[Records contained in a dataset]
⁂
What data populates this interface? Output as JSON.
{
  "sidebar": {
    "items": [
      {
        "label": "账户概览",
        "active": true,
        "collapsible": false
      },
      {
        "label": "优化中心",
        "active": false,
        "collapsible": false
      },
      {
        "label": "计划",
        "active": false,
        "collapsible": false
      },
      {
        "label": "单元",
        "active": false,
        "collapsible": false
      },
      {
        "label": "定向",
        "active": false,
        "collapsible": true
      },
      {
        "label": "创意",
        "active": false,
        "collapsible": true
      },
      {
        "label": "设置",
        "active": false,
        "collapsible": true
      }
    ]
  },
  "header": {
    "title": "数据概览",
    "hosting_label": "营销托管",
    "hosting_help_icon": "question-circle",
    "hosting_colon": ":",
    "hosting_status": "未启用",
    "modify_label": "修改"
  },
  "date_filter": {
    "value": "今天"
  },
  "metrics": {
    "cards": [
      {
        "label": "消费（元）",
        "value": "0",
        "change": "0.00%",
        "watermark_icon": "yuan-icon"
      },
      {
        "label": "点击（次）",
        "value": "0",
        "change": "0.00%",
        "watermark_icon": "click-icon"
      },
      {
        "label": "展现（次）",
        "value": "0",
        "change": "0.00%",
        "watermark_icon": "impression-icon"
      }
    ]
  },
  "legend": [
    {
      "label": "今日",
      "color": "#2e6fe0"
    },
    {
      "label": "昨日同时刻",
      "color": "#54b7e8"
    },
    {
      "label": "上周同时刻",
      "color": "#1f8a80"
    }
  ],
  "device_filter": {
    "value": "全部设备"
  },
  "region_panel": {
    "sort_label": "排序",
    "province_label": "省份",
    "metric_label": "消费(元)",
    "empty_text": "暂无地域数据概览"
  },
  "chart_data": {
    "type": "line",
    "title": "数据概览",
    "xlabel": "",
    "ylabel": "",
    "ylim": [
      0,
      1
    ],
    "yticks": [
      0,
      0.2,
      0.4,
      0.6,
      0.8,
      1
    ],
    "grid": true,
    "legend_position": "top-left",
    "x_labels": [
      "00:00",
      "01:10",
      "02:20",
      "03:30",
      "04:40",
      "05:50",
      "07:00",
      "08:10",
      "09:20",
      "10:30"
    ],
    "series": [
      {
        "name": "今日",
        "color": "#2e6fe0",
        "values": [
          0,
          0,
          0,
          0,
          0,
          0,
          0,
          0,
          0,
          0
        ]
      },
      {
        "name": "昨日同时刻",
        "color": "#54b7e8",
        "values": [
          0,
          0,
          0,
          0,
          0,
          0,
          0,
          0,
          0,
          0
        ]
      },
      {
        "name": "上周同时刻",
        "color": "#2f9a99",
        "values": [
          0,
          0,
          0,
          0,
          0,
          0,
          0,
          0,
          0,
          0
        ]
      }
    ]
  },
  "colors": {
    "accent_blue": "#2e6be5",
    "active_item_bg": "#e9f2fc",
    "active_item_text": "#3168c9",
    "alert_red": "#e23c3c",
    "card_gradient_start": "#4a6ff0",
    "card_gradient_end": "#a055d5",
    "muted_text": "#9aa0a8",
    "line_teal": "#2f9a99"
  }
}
⁂
**Task prompt**
Provide all the records again, word for word.

**Task output**
What data populates this interface? Output as JSON.
{
  "sidebar": {
    "items": [
      {
        "label": "账户概览",
        "active": true,
        "collapsible": false
      },
      {
        "label": "优化中心",
        "active": false,
        "collapsible": false
      },
      {
        "label": "计划",
        "active": false,
        "collapsible": false
      },
      {
        "label": "单元",
        "active": false,
        "collapsible": false
      },
      {
        "label": "定向",
        "active": false,
        "collapsible": true
      },
      {
        "label": "创意",
        "active": false,
        "collapsible": true
      },
      {
        "label": "设置",
        "active": false,
        "collapsible": true
      }
    ]
  },
  "header": {
    "title": "数据概览",
    "hosting_label": "营销托管",
    "hosting_help_icon": "question-circle",
    "hosting_colon": ":",
    "hosting_status": "未启用",
    "modify_label": "修改"
  },
  "date_filter": {
    "value": "今天"
  },
  "metrics": {
    "cards": [
      {
        "label": "消费（元）",
        "value": "0",
        "change": "0.00%",
        "watermark_icon": "yuan-icon"
      },
      {
        "label": "点击（次）",
        "value": "0",
        "change": "0.00%",
        "watermark_icon": "click-icon"
      },
      {
        "label": "展现（次）",
        "value": "0",
        "change": "0.00%",
        "watermark_icon": "impression-icon"
      }
    ]
  },
  "legend": [
    {
      "label": "今日",
      "color": "#2e6fe0"
    },
    {
      "label": "昨日同时刻",
      "color": "#54b7e8"
    },
    {
      "label": "上周同时刻",
      "color": "#1f8a80"
    }
  ],
  "device_filter": {
    "value": "全部设备"
  },
  "region_panel": {
    "sort_label": "排序",
    "province_label": "省份",
    "metric_label": "消费(元)",
    "empty_text": "暂无地域数据概览"
  },
  "chart_data": {
    "type": "line",
    "title": "数据概览",
    "xlabel": "",
    "ylabel": "",
    "ylim": [
      0,
      1
    ],
    "yticks": [
      0,
      0.2,
      0.4,
      0.6,
      0.8,
      1
    ],
    "grid": true,
    "legend_position": "top-left",
    "x_labels": [
      "00:00",
      "01:10",
      "02:20",
      "03:30",
      "04:40",
      "05:50",
      "07:00",
      "08:10",
      "09:20",
      "10:30"
    ],
    "series": [
      {
        "name": "今日",
        "color": "#2e6fe0",
        "values": [
          0,
          0,
          0,
          0,
          0,
          0,
          0,
          0,
          0,
          0
        ]
      },
      {
        "name": "昨日同时刻",
        "color": "#54b7e8",
        "values": [
          0,
          0,
          0,
          0,
          0,
          0,
          0,
          0,
          0,
          0
        ]
      },
      {
        "name": "上周同时刻",
        "color": "#2f9a99",
        "values": [
          0,
          0,
          0,
          0,
          0,
          0,
          0,
          0,
          0,
          0
        ]
      }
    ]
  },
  "colors": {
    "accent_blue": "#2e6be5",
    "active_item_bg": "#e9f2fc",
    "active_item_text": "#3168c9",
    "alert_red": "#e23c3c",
    "card_gradient_start": "#4a6ff0",
    "card_gradient_end": "#a055d5",
    "muted_text": "#9aa0a8",
    "line_teal": "#2f9a99"
  }
}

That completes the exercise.